Using the records provided below, locate and copy each line that contains the word "sinh".
-- START OF DATA RECORDS --
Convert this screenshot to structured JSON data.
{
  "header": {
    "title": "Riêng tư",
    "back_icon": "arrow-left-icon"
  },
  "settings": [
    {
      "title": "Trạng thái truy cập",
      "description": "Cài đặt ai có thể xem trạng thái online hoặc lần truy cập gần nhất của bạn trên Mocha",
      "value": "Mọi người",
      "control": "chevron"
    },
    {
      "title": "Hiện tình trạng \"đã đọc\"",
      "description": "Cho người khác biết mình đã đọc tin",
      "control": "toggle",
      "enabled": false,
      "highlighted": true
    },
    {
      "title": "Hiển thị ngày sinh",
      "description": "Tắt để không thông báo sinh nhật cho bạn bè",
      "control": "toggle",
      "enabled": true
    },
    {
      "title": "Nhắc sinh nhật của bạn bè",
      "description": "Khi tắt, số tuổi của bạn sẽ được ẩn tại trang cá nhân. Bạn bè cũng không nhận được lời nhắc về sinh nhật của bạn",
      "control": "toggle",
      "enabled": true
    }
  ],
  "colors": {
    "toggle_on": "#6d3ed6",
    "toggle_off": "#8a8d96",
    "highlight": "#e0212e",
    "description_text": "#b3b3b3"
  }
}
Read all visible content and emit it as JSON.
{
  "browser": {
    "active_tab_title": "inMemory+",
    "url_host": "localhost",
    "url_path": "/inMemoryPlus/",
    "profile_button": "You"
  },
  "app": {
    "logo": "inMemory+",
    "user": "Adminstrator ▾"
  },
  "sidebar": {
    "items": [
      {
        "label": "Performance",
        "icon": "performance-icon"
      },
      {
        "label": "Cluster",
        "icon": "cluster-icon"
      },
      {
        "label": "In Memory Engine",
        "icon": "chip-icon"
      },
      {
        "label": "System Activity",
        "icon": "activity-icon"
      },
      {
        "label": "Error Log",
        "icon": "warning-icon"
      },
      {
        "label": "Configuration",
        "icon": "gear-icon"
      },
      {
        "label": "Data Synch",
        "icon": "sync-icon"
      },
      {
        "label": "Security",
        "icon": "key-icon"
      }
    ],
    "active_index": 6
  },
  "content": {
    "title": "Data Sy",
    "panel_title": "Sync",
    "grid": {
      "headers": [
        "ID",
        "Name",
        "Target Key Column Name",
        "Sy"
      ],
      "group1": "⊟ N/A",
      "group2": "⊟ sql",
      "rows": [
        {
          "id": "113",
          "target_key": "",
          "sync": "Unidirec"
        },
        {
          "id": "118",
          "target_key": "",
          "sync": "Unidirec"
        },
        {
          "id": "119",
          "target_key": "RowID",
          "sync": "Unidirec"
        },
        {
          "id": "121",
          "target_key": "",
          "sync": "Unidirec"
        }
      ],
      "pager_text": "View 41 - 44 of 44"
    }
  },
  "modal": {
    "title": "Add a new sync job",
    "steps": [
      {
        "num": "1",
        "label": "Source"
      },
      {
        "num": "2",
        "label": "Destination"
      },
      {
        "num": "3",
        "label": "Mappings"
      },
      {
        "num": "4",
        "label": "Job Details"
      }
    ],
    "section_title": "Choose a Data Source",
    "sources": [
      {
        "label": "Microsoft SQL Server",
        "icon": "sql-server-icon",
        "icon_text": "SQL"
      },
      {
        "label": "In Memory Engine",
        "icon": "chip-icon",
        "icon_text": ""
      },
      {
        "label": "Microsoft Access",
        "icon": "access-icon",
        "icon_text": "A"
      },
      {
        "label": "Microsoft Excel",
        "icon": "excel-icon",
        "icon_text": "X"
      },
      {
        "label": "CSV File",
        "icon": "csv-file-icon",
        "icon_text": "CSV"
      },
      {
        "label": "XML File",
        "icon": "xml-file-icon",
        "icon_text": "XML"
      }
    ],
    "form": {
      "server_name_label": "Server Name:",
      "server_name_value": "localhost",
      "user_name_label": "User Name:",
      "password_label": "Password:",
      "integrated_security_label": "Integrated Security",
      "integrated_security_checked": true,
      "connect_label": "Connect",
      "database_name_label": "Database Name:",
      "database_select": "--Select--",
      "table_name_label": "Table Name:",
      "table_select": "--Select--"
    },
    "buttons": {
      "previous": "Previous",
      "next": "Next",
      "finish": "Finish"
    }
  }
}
-- END OF DATA RECORDS --
ANSWER TO THIS EXERCISE ::
      "title": "Hiển thị ngày sinh",
      "description": "Tắt để không thông báo sinh nhật cho bạn bè",
      "title": "Nhắc sinh nhật của bạn bè",
      "description": "Khi tắt, số tuổi của bạn sẽ được ẩn tại trang cá nhân. Bạn bè cũng không nhận được lời nhắc về sinh nhật của bạn",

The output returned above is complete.